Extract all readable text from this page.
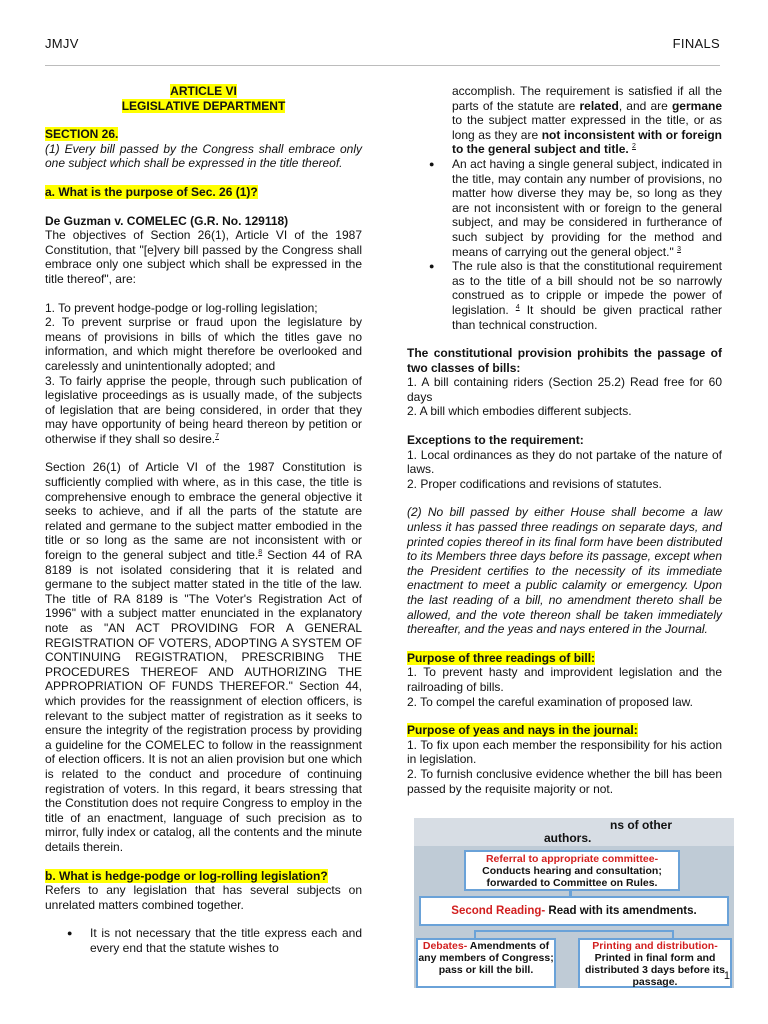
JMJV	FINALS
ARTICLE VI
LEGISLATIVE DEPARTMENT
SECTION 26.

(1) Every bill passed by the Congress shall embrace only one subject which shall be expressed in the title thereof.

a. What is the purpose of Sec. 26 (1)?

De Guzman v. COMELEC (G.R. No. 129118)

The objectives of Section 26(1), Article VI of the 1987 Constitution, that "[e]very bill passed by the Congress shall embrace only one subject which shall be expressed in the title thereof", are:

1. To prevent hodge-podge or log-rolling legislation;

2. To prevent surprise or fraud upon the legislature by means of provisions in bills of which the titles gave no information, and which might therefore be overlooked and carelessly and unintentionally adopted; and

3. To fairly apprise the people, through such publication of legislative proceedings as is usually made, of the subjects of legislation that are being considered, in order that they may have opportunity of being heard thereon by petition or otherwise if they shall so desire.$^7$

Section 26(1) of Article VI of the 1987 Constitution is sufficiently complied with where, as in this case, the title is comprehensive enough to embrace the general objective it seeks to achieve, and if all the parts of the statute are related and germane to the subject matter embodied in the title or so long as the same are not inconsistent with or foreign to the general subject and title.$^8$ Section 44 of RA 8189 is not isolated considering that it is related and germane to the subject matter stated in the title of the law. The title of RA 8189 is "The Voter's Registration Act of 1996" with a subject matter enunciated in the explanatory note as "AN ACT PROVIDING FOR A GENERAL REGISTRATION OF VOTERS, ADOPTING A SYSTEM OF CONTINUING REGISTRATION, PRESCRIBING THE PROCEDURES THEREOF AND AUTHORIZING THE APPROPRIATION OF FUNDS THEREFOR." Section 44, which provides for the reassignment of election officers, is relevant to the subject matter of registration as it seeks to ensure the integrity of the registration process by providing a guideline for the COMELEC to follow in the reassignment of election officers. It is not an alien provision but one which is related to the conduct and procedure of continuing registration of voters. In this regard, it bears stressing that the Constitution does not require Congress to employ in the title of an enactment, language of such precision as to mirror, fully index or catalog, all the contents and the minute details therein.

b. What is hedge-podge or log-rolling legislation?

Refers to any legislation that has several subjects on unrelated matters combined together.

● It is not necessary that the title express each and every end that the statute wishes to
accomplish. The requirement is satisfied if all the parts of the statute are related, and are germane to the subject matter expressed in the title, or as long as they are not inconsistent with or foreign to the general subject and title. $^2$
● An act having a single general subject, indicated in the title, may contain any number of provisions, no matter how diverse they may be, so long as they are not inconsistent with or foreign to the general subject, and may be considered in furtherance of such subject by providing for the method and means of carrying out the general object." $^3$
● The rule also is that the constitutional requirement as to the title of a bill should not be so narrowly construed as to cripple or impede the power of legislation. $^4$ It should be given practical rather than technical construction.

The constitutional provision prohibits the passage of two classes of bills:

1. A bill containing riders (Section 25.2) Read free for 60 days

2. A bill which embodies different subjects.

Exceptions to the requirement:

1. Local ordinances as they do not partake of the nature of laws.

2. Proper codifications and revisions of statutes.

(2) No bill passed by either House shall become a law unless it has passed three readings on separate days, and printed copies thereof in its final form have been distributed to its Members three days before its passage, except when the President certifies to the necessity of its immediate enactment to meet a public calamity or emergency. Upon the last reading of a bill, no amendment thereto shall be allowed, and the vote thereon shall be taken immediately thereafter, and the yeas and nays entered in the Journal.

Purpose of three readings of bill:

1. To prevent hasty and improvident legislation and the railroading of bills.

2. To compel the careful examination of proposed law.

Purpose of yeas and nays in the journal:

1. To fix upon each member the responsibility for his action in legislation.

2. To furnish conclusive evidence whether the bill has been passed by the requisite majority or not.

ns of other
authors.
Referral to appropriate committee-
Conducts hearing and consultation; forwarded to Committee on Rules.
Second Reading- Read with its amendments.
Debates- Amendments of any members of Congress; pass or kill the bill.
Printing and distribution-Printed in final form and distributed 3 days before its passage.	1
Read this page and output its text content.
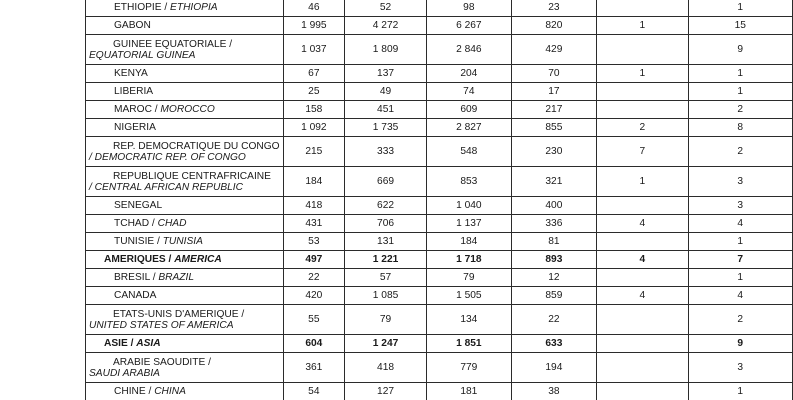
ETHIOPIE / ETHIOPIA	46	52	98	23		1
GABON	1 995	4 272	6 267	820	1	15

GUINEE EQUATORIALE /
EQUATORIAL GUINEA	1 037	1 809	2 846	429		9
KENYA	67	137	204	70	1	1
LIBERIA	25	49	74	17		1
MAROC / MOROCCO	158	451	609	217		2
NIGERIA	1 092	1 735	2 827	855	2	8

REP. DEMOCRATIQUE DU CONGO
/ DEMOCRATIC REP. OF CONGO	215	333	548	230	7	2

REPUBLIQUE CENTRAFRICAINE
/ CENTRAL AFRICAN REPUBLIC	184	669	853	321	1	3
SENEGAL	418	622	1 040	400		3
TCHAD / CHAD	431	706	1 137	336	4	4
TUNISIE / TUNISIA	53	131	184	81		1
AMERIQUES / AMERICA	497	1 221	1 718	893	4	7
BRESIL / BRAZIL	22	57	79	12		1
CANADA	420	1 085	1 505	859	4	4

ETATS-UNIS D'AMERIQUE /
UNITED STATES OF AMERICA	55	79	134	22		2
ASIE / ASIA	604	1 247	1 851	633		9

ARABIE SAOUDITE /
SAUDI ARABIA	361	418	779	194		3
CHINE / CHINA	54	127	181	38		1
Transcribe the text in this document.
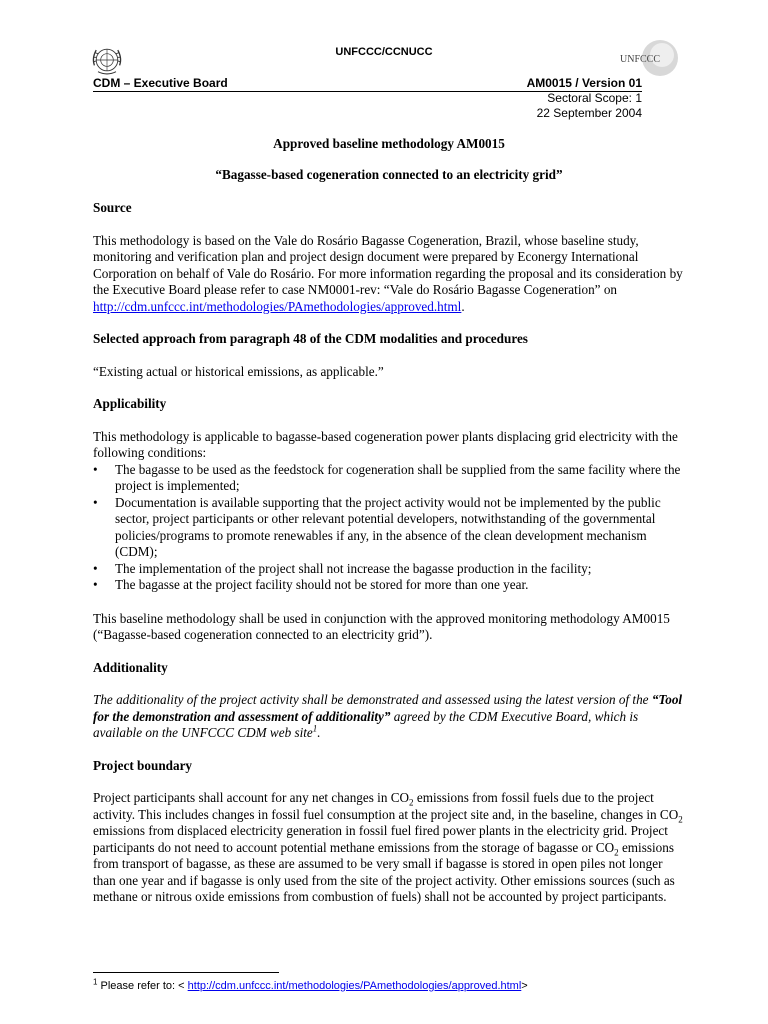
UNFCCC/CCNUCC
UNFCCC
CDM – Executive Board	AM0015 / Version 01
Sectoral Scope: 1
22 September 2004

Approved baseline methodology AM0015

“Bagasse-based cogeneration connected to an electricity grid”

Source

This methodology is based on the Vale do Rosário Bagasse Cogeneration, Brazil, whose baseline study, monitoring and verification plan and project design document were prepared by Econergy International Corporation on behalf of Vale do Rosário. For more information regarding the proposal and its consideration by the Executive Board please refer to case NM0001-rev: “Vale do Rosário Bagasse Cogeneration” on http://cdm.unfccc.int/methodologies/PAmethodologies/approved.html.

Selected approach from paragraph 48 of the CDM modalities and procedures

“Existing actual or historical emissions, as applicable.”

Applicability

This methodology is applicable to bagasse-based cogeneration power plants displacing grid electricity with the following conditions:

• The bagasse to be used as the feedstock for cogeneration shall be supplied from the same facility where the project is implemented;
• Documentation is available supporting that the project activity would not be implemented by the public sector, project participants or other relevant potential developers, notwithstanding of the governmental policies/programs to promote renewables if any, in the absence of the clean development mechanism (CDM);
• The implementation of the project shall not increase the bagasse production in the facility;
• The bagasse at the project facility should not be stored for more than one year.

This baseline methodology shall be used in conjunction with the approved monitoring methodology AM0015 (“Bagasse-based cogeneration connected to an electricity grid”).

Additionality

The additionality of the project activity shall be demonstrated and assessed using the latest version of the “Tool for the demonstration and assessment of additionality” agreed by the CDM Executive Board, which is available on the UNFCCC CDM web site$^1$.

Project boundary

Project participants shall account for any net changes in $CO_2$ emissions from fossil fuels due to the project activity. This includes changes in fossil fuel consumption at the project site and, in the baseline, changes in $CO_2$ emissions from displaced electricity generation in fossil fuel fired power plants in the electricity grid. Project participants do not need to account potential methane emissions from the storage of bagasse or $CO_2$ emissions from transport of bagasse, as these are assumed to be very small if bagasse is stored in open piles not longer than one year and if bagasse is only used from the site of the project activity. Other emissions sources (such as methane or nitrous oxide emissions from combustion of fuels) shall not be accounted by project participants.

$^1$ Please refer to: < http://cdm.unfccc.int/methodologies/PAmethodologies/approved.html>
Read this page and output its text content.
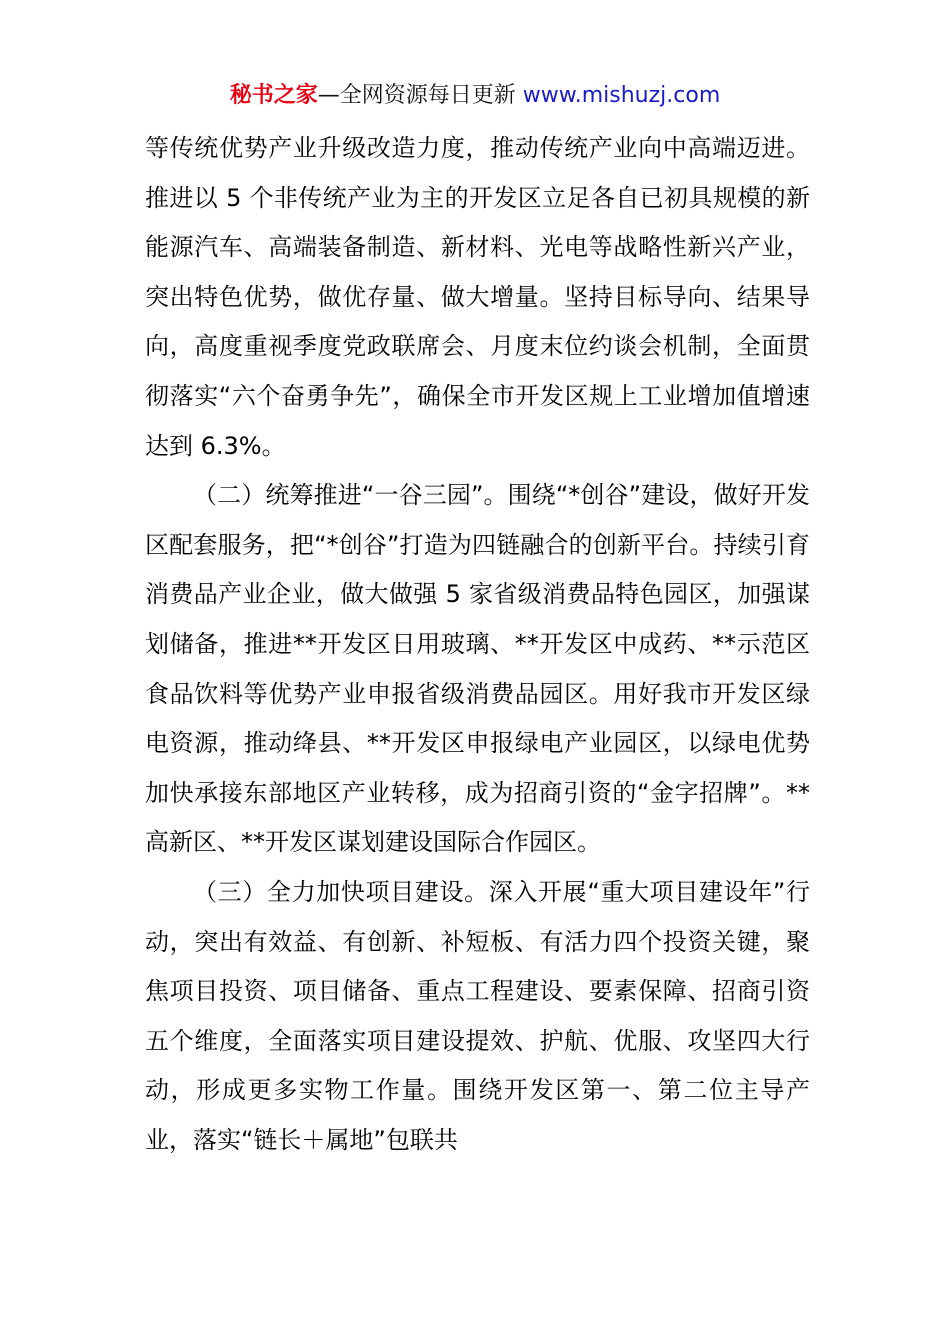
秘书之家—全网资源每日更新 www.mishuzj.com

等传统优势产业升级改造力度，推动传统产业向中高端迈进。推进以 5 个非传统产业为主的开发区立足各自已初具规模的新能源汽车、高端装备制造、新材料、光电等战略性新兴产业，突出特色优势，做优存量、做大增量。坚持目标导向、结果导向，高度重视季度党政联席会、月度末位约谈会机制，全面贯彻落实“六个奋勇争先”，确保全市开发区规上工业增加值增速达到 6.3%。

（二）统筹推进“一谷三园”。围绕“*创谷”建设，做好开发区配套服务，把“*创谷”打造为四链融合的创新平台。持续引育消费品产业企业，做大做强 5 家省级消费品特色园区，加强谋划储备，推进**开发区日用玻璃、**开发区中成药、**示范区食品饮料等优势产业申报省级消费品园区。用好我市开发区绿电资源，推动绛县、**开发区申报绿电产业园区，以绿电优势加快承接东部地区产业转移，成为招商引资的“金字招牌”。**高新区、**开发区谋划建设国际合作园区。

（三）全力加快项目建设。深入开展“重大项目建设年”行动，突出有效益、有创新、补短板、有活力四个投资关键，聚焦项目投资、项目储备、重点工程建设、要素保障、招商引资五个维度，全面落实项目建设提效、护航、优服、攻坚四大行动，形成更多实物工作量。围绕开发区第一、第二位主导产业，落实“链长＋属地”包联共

· · · · · · ·

SHORT EXERCISE: Copy every single line of the material above that holds "subjects".

FINISHED EXERCISE:
3. To fairly apprise the people, through such publication of legislative proceedings as is usually made, of the subjects of legislation that are being considered, in order that they may have opportunity of being heard thereon by petition or otherwise if they shall so desire.$^7$
Refers to any legislation that has several subjects on unrelated matters combined together.
2. A bill which embodies different subjects.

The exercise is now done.